──────── Text shown ────────

Sunday, June 26, 2011

"Hello, welcome to McDonald's...."

I once read a statistic that claimed 33% of all Americans have worked, at least at one point, at a McDonald's. Given the prevalence of the restaurant throughout the country, I can certainly believe that without taking a leap of faith.

In fact, I am one of them.

Working at McDonald's was my first job. My mother decided that getting a job would be "good for me" when I was about 17 years old. In retrospect, she was probably right. The application process fourteen years ago is probably the best indicator of how the job market has changed--I picked up probably about two-dozen applications from as many chain stores and restaurants as a suburban town can generally offer. In one or two cases, I sat down right away with managers who were all too eager to sign me up for their shop's patented variety of menial labor. I can't say what made me settle on McDonalds exactly, but I am sure my experience would have been about the same, if less grease covered, anywhere else.

I worked there for a year, and overall, it wasn't terrible. I spent a lot of time relegated to the drive-thru window, which was connected to the kitchen via conveyor belt. There were a lot of really great people there, actually, but there was a drawback--the later afternoon and evening shifts were entirely staffed by kids, none of whom had yet reached the ripe old age of 20.

────────

* _Given task 1_
Answer these questions using the post about working at McDonald's:
(a) What share of all Americans does the cited statistic say have worked at a McDonald's?
(b) About how old was the writer when their mother decided a job would be "good for me"?
(c) How long did the writer work at McDonald's?
* _Given task 2_
Carry on the post about working at McDonald's from the point where it stops.

──────── Information supplied ────────

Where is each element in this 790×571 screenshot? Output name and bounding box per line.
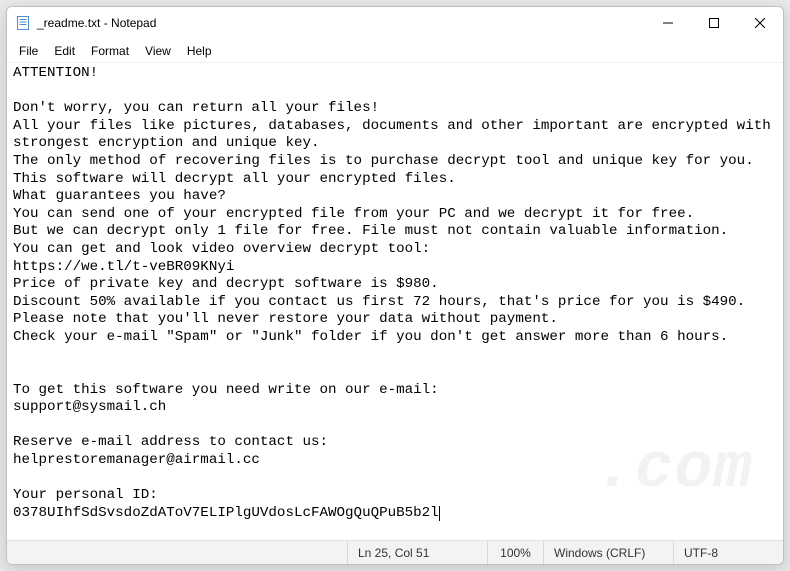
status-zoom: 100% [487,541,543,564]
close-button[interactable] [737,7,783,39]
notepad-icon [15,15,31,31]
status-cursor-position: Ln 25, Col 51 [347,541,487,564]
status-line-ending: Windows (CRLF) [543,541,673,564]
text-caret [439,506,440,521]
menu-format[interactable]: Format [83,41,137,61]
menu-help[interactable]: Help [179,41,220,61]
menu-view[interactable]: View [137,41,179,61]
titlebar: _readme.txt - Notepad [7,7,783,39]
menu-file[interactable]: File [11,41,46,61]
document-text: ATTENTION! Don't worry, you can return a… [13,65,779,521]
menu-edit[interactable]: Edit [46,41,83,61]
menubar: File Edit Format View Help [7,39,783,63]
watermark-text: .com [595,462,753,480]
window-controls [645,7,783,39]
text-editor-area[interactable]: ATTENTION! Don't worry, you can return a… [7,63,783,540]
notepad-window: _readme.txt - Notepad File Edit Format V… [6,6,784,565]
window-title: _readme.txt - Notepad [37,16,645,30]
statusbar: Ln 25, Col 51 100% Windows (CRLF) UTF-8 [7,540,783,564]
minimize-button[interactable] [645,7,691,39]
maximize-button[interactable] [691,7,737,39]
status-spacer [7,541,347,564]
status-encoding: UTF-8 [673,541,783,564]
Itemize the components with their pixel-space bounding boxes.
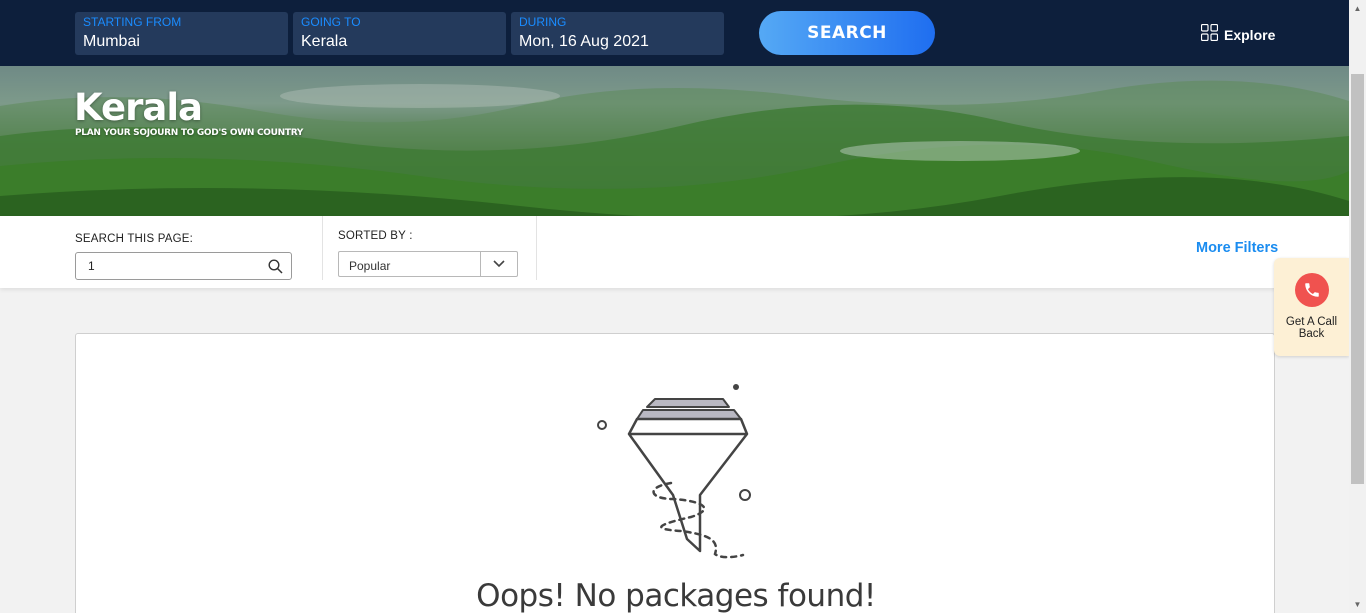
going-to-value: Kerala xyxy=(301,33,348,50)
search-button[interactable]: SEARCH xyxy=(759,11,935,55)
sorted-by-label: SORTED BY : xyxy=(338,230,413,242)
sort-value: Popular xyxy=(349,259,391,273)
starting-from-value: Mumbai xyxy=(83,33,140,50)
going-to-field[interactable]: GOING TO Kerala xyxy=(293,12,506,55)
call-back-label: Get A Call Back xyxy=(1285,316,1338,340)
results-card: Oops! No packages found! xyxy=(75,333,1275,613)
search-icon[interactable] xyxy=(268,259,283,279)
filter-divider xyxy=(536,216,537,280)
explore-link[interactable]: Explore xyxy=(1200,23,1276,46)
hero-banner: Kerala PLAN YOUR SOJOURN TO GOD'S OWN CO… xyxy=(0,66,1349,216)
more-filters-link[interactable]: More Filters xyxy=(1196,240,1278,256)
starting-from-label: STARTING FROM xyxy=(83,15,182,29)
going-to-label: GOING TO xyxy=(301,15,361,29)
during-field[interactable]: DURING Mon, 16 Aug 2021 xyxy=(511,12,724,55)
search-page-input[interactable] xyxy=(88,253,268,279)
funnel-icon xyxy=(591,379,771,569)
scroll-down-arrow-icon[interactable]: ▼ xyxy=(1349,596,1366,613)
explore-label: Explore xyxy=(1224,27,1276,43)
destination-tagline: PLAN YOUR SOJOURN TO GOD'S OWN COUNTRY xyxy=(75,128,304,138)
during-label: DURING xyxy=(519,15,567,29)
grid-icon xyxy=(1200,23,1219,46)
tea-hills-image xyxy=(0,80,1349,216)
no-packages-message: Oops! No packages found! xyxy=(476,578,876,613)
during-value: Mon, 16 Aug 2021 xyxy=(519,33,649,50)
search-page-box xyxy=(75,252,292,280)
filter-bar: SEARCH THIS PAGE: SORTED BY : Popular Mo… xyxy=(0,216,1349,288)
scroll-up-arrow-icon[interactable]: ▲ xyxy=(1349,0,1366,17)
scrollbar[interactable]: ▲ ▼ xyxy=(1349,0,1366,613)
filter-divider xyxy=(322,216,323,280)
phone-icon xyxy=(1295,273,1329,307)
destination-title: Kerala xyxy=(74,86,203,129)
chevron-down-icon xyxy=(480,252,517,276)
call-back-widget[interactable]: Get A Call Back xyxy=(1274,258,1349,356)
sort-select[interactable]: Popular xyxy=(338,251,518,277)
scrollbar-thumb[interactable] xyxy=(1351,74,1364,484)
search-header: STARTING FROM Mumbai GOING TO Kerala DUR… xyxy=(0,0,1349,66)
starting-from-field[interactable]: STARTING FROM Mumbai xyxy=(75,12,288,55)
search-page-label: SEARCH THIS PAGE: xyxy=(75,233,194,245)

────────
──────── Information supplied ────────

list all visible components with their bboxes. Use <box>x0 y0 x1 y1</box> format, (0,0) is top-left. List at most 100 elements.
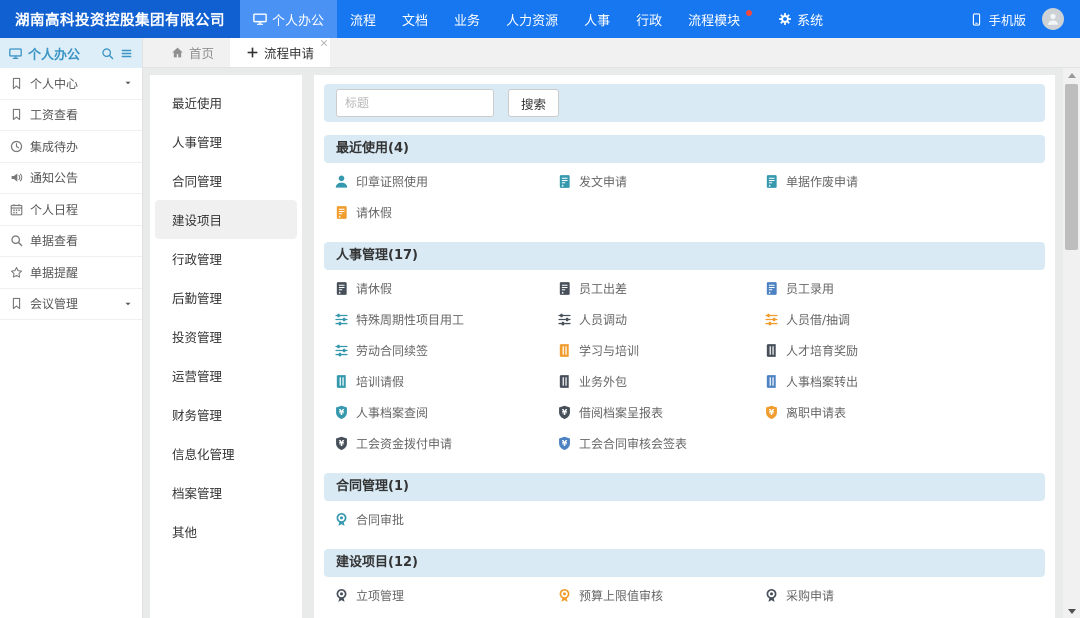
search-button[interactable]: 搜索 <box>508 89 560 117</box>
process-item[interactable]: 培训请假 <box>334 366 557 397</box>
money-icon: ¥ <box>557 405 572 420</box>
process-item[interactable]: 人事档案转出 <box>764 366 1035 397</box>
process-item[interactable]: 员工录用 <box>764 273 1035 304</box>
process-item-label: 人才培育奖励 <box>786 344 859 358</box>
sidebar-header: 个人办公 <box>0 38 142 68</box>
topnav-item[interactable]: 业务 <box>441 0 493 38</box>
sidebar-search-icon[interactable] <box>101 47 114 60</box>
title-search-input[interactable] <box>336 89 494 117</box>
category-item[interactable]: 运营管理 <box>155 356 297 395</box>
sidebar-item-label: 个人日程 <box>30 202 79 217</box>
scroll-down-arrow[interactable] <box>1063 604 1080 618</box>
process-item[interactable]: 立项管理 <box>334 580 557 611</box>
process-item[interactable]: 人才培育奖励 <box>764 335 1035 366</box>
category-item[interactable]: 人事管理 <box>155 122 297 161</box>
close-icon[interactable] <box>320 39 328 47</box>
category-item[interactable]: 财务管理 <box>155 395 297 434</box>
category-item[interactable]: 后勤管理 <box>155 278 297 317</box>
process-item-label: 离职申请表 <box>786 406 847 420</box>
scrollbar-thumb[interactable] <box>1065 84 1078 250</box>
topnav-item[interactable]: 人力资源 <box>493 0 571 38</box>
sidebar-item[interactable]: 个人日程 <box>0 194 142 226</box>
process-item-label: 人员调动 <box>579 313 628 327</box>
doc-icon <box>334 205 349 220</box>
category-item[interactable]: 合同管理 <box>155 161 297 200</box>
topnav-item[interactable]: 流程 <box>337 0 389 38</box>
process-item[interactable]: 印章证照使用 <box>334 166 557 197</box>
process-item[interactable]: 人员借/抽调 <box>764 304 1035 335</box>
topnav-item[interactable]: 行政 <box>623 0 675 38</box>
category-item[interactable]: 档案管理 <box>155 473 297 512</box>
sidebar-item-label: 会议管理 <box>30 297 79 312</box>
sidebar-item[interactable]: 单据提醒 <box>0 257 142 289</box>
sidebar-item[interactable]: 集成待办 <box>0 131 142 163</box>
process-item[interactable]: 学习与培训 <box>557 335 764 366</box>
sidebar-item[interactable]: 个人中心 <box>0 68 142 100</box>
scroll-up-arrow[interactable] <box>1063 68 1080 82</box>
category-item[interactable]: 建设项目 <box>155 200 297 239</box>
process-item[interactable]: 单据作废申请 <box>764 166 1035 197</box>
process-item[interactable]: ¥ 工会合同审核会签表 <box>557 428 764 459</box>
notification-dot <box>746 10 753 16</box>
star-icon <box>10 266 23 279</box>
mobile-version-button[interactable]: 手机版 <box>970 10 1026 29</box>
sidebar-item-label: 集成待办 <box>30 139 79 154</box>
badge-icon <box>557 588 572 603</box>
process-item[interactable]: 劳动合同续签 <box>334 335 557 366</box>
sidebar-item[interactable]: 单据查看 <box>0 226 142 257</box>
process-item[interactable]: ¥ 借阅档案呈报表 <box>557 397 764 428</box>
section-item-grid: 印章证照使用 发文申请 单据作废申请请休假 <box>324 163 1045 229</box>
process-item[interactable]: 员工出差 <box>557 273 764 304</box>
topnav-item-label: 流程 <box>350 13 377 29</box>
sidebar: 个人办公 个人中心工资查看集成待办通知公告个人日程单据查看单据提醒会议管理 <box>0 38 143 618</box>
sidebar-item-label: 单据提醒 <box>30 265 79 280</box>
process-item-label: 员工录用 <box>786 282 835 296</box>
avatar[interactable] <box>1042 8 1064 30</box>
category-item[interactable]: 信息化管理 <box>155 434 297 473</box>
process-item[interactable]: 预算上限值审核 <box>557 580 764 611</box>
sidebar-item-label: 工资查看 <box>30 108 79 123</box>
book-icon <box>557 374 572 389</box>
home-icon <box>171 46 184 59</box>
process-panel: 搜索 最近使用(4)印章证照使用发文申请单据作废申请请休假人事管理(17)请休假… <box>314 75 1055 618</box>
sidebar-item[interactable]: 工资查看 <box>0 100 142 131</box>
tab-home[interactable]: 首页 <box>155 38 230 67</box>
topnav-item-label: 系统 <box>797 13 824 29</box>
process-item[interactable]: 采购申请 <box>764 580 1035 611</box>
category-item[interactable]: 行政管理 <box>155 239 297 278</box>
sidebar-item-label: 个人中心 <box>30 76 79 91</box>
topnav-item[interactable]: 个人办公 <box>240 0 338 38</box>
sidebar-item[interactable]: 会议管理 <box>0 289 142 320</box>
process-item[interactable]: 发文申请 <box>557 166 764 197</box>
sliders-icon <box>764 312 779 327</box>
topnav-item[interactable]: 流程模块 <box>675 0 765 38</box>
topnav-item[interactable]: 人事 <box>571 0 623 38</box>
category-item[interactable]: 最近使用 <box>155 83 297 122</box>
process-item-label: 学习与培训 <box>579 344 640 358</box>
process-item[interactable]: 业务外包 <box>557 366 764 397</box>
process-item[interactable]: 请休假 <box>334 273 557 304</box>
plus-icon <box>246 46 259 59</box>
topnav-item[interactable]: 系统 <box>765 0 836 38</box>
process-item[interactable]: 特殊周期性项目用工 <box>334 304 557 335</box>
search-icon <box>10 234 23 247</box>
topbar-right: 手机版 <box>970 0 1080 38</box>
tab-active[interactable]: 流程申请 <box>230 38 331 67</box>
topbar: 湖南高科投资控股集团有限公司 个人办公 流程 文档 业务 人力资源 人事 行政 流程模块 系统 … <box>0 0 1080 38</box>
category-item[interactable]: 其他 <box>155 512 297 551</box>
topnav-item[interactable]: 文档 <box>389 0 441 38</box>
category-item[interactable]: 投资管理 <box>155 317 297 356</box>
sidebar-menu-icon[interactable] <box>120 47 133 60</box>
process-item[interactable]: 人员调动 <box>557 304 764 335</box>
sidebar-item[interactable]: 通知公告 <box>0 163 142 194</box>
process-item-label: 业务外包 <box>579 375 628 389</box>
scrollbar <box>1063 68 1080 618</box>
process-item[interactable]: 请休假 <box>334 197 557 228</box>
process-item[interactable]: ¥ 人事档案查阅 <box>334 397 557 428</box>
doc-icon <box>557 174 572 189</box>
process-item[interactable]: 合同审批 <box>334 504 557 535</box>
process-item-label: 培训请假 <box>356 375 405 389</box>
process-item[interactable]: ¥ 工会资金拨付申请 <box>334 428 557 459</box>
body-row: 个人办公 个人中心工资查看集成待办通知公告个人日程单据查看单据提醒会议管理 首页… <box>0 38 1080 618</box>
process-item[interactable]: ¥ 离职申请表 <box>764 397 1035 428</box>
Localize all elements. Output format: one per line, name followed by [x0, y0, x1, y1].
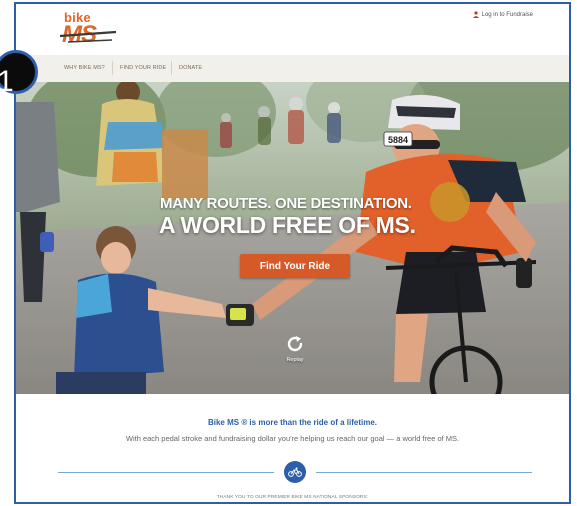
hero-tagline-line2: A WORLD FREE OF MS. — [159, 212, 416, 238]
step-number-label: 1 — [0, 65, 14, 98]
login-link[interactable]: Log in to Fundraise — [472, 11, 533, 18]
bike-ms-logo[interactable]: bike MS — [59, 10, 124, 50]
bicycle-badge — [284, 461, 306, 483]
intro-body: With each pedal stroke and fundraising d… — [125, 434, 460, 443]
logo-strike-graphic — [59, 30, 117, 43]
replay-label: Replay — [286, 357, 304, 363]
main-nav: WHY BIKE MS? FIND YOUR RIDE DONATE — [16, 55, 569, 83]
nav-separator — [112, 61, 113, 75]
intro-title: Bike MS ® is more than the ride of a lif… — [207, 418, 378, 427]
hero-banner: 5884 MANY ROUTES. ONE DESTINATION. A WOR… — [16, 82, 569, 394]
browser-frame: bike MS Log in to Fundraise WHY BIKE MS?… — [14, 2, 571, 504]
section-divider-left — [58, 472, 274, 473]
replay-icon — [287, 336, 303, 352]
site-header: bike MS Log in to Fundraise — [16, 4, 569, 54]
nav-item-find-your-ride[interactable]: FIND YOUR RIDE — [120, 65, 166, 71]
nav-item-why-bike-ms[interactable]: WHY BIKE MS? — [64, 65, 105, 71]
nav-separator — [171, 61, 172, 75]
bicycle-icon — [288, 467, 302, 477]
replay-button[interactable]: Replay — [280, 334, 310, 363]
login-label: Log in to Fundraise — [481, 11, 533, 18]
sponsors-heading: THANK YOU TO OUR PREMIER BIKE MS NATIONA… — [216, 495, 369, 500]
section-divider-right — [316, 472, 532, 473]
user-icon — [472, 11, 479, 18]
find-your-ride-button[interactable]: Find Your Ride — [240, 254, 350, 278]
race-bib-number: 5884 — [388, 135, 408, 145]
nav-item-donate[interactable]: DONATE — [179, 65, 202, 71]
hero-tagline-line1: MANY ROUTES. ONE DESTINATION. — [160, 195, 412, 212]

────────

* _Right answer 1_
(a) 33%
(b) About 17 years old
(c) One year

* _Right answer 2_
Giving any measure of power to someone under 18 years old is a drastic mistake, and one that the owner of this McDonald's made many times over. None of the managers had yet graduated from the local high school, and good judgement under most circumstances was suspect at best. By far, the worst offender was this guy Sean who was conveniently dating the owner's daughter at the time. Sean would take any and all available opportunities to increase his self-esteem by making other staff members' lives as miserable as possible. At one point, five minutes before my shift ended, he demanded that I mop the floor of the entire restaurant, even though my mother had to come across town to pick me up. Sean quickly recanted this order, realizing that a frustrated, delayed parent could probably curb his power-high pretty quickly. He was also the worst offender when it came to unlocking register drawers and moving money around for no apparent reason--the result of this behavior pattern was my being "sanctioned," which basically meant being closely watched and relegated to the grill, because money had "disappeared" too often from my drawer.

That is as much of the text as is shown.